Given data
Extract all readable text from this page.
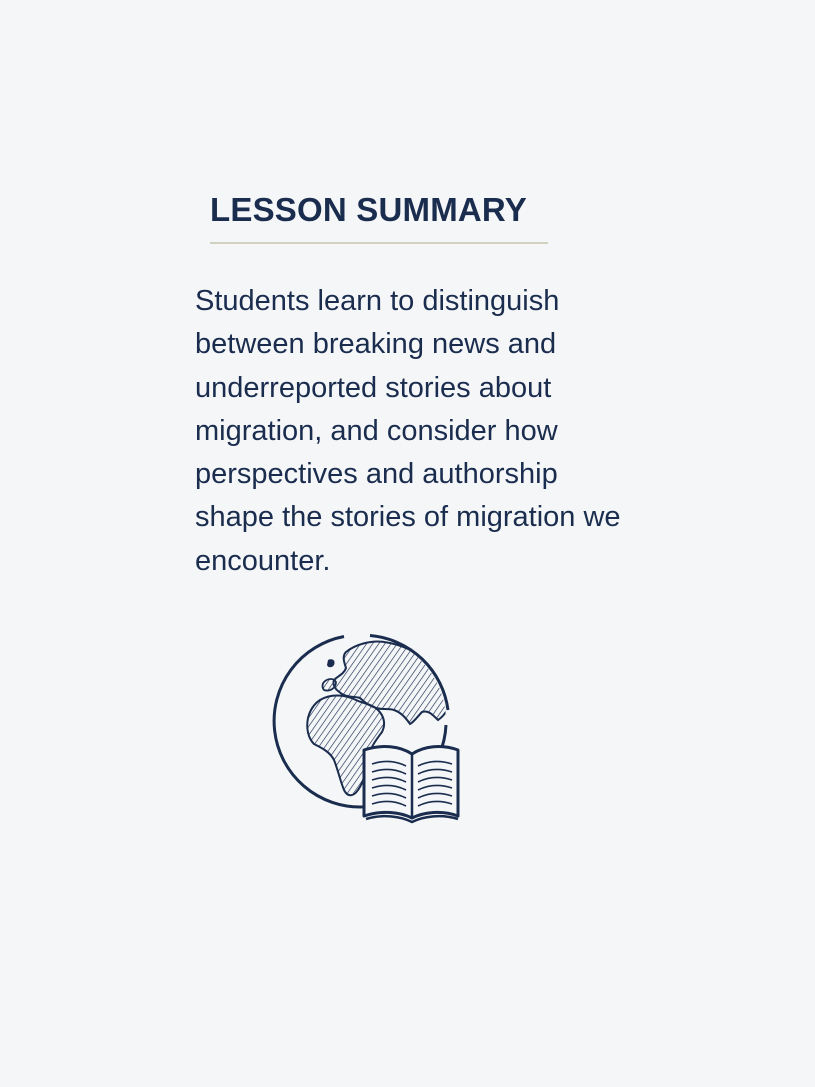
LESSON SUMMARY

Students learn to distinguish between breaking news and underreported stories about migration, and consider how perspectives and authorship shape the stories of migration we encounter.
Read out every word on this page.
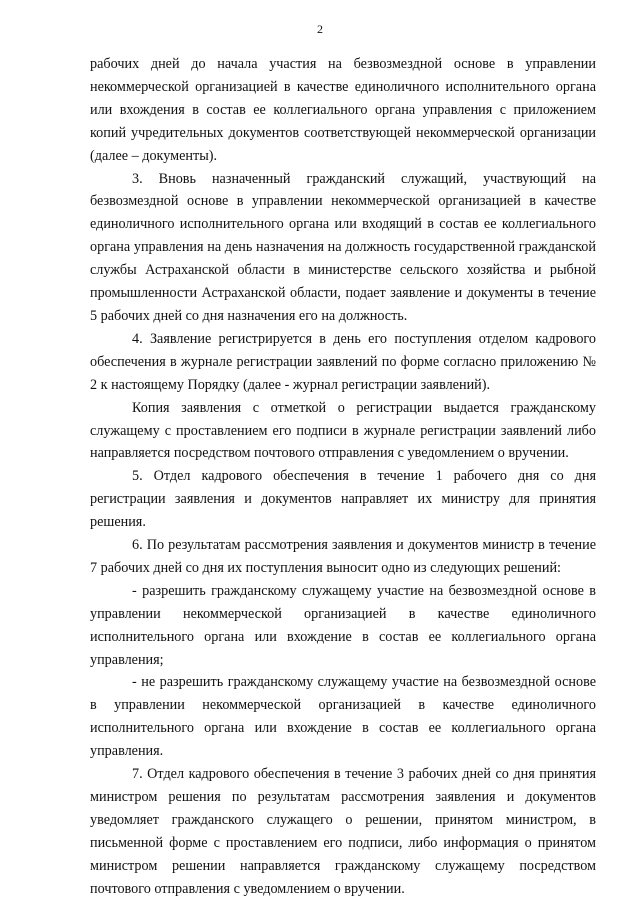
2

рабочих дней до начала участия на безвозмездной основе в управлении некоммерческой организацией в качестве единоличного исполнительного органа или вхождения в состав ее коллегиального органа управления с приложением копий учредительных документов соответствующей некоммерческой организации (далее – документы).

3. Вновь назначенный гражданский служащий, участвующий на безвозмездной основе в управлении некоммерческой организацией в качестве единоличного исполнительного органа или входящий в состав ее коллегиального органа управления на день назначения на должность государственной гражданской службы Астраханской области в министерстве сельского хозяйства и рыбной промышленности Астраханской области, подает заявление и документы в течение 5 рабочих дней со дня назначения его на должность.

4. Заявление регистрируется в день его поступления отделом кадрового обеспечения в журнале регистрации заявлений по форме согласно приложению № 2 к настоящему Порядку (далее - журнал регистрации заявлений).

Копия заявления с отметкой о регистрации выдается гражданскому служащему с проставлением его подписи в журнале регистрации заявлений либо направляется посредством почтового отправления с уведомлением о вручении.

5. Отдел кадрового обеспечения в течение 1 рабочего дня со дня регистрации заявления и документов направляет их министру для принятия решения.

6. По результатам рассмотрения заявления и документов министр в течение 7 рабочих дней со дня их поступления выносит одно из следующих решений:

- разрешить гражданскому служащему участие на безвозмездной основе в управлении некоммерческой организацией в качестве единоличного исполнительного органа или вхождение в состав ее коллегиального органа управления;

- не разрешить гражданскому служащему участие на безвозмездной основе в управлении некоммерческой организацией в качестве единоличного исполнительного органа или вхождение в состав ее коллегиального органа управления.

7. Отдел кадрового обеспечения в течение 3 рабочих дней со дня принятия министром решения по результатам рассмотрения заявления и документов уведомляет гражданского служащего о решении, принятом министром, в письменной форме с проставлением его подписи, либо информация о принятом министром решении направляется гражданскому служащему посредством почтового отправления с уведомлением о вручении.
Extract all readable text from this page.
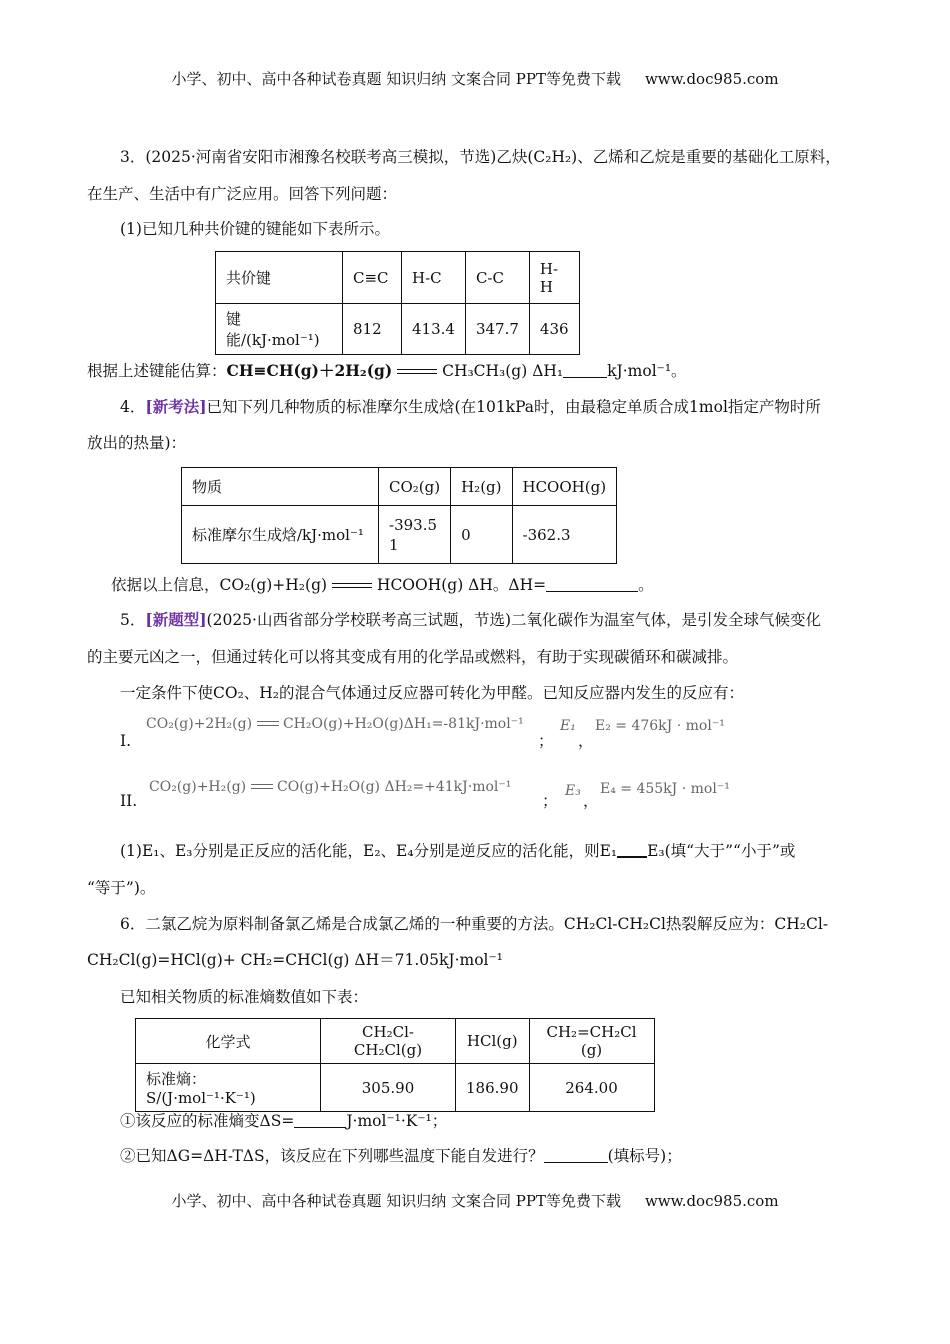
小学、初中、高中各种试卷真题 知识归纳 文案合同 PPT等免费下载 www.doc985.com
3．(2025·河南省安阳市湘豫名校联考高三模拟，节选)乙炔(C₂H₂)、乙烯和乙烷是重要的基础化工原料，
在生产、生活中有广泛应用。回答下列问题：
(1)已知几种共价键的键能如下表所示。
共价键	C≡C	H-C	C-C	H-H
键能/(kJ·mol⁻¹)	812	413.4	347.7	436
根据上述键能估算：CH≡CH(g)＋2H₂(g)	CH₃CH₃(g) ΔH₁	kJ·mol⁻¹。
4．[新考法]已知下列几种物质的标准摩尔生成焓(在101kPa时，由最稳定单质合成1mol指定产物时所
放出的热量)：
物质	CO₂(g)	H₂(g)	HCOOH(g)
标准摩尔生成焓/kJ·mol⁻¹	-393.51	0	-362.3
依据以上信息，CO₂(g)+H₂(g)	HCOOH(g) ΔH。ΔH=	。
5．[新题型](2025·山西省部分学校联考高三试题，节选)二氧化碳作为温室气体，是引发全球气候变化
的主要元凶之一，但通过转化可以将其变成有用的化学品或燃料，有助于实现碳循环和碳减排。
一定条件下使CO₂、H₂的混合气体通过反应器可转化为甲醛。已知反应器内发生的反应有：
I.
CO₂(g)+2H₂(g) CH₂O(g)+H₂O(g)ΔH₁=-81kJ·mol⁻¹
；
E₁
，
E₂ = 476kJ · mol⁻¹
II.
CO₂(g)+H₂(g) CO(g)+H₂O(g) ΔH₂=+41kJ·mol⁻¹
；
E₃
，
E₄ = 455kJ · mol⁻¹
(1)E₁、E₃分别是正反应的活化能，E₂、E₄分别是逆反应的活化能，则E₁ E₃(填“大于”“小于”或
“等于”)。
6．二氯乙烷为原料制备氯乙烯是合成氯乙烯的一种重要的方法。CH₂Cl-CH₂Cl热裂解反应为：CH₂Cl-
CH₂Cl(g)=HCl(g)+ CH₂=CHCl(g) ΔH＝71.05kJ·mol⁻¹
已知相关物质的标准熵数值如下表：
化学式	CH₂Cl-CH₂Cl(g)	HCl(g)	CH₂=CH₂Cl (g)
标准熵：S/(J·mol⁻¹·K⁻¹)	305.90	186.90	264.00
①该反应的标准熵变ΔS=	J·mol⁻¹·K⁻¹；
②已知ΔG=ΔH-TΔS，该反应在下列哪些温度下能自发进行？	(填标号)；
小学、初中、高中各种试卷真题 知识归纳 文案合同 PPT等免费下载 www.doc985.com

The request
Without the pictures, output the full listing exactly as it stands.

Written solution
Extract all readable text from this page.
LESSON SUMMARY

Students learn to distinguish between breaking news and underreported stories about migration, and consider how perspectives and authorship shape the stories of migration we encounter.
Read out every word on this page.
2

рабочих дней до начала участия на безвозмездной основе в управлении некоммерческой организацией в качестве единоличного исполнительного органа или вхождения в состав ее коллегиального органа управления с приложением копий учредительных документов соответствующей некоммерческой организации (далее – документы).

3. Вновь назначенный гражданский служащий, участвующий на безвозмездной основе в управлении некоммерческой организацией в качестве единоличного исполнительного органа или входящий в состав ее коллегиального органа управления на день назначения на должность государственной гражданской службы Астраханской области в министерстве сельского хозяйства и рыбной промышленности Астраханской области, подает заявление и документы в течение 5 рабочих дней со дня назначения его на должность.

4. Заявление регистрируется в день его поступления отделом кадрового обеспечения в журнале регистрации заявлений по форме согласно приложению № 2 к настоящему Порядку (далее - журнал регистрации заявлений).

Копия заявления с отметкой о регистрации выдается гражданскому служащему с проставлением его подписи в журнале регистрации заявлений либо направляется посредством почтового отправления с уведомлением о вручении.

5. Отдел кадрового обеспечения в течение 1 рабочего дня со дня регистрации заявления и документов направляет их министру для принятия решения.

6. По результатам рассмотрения заявления и документов министр в течение 7 рабочих дней со дня их поступления выносит одно из следующих решений:

- разрешить гражданскому служащему участие на безвозмездной основе в управлении некоммерческой организацией в качестве единоличного исполнительного органа или вхождение в состав ее коллегиального органа управления;

- не разрешить гражданскому служащему участие на безвозмездной основе в управлении некоммерческой организацией в качестве единоличного исполнительного органа или вхождение в состав ее коллегиального органа управления.

7. Отдел кадрового обеспечения в течение 3 рабочих дней со дня принятия министром решения по результатам рассмотрения заявления и документов уведомляет гражданского служащего о решении, принятом министром, в письменной форме с проставлением его подписи, либо информация о принятом министром решении направляется гражданскому служащему посредством почтового отправления с уведомлением о вручении.
Extract all readable text from this page.
小学、初中、高中各种试卷真题 知识归纳 文案合同 PPT等免费下载 www.doc985.com
3．(2025·河南省安阳市湘豫名校联考高三模拟，节选)乙炔(C₂H₂)、乙烯和乙烷是重要的基础化工原料，
在生产、生活中有广泛应用。回答下列问题：
(1)已知几种共价键的键能如下表所示。
共价键	C≡C	H-C	C-C	H-H
键能/(kJ·mol⁻¹)	812	413.4	347.7	436
根据上述键能估算：CH≡CH(g)＋2H₂(g)	CH₃CH₃(g) ΔH₁	kJ·mol⁻¹。
4．[新考法]已知下列几种物质的标准摩尔生成焓(在101kPa时，由最稳定单质合成1mol指定产物时所
放出的热量)：
物质	CO₂(g)	H₂(g)	HCOOH(g)
标准摩尔生成焓/kJ·mol⁻¹	-393.51	0	-362.3
依据以上信息，CO₂(g)+H₂(g)	HCOOH(g) ΔH。ΔH=	。
5．[新题型](2025·山西省部分学校联考高三试题，节选)二氧化碳作为温室气体，是引发全球气候变化
的主要元凶之一，但通过转化可以将其变成有用的化学品或燃料，有助于实现碳循环和碳减排。
一定条件下使CO₂、H₂的混合气体通过反应器可转化为甲醛。已知反应器内发生的反应有：
I.
CO₂(g)+2H₂(g) CH₂O(g)+H₂O(g)ΔH₁=-81kJ·mol⁻¹
；
E₁
，
E₂ = 476kJ · mol⁻¹
II.
CO₂(g)+H₂(g) CO(g)+H₂O(g) ΔH₂=+41kJ·mol⁻¹
；
E₃
，
E₄ = 455kJ · mol⁻¹
(1)E₁、E₃分别是正反应的活化能，E₂、E₄分别是逆反应的活化能，则E₁ E₃(填“大于”“小于”或
“等于”)。
6．二氯乙烷为原料制备氯乙烯是合成氯乙烯的一种重要的方法。CH₂Cl-CH₂Cl热裂解反应为：CH₂Cl-
CH₂Cl(g)=HCl(g)+ CH₂=CHCl(g) ΔH＝71.05kJ·mol⁻¹
已知相关物质的标准熵数值如下表：
化学式	CH₂Cl-CH₂Cl(g)	HCl(g)	CH₂=CH₂Cl (g)
标准熵：S/(J·mol⁻¹·K⁻¹)	305.90	186.90	264.00
①该反应的标准熵变ΔS=	J·mol⁻¹·K⁻¹；
②已知ΔG=ΔH-TΔS，该反应在下列哪些温度下能自发进行？	(填标号)；
小学、初中、高中各种试卷真题 知识归纳 文案合同 PPT等免费下载 www.doc985.com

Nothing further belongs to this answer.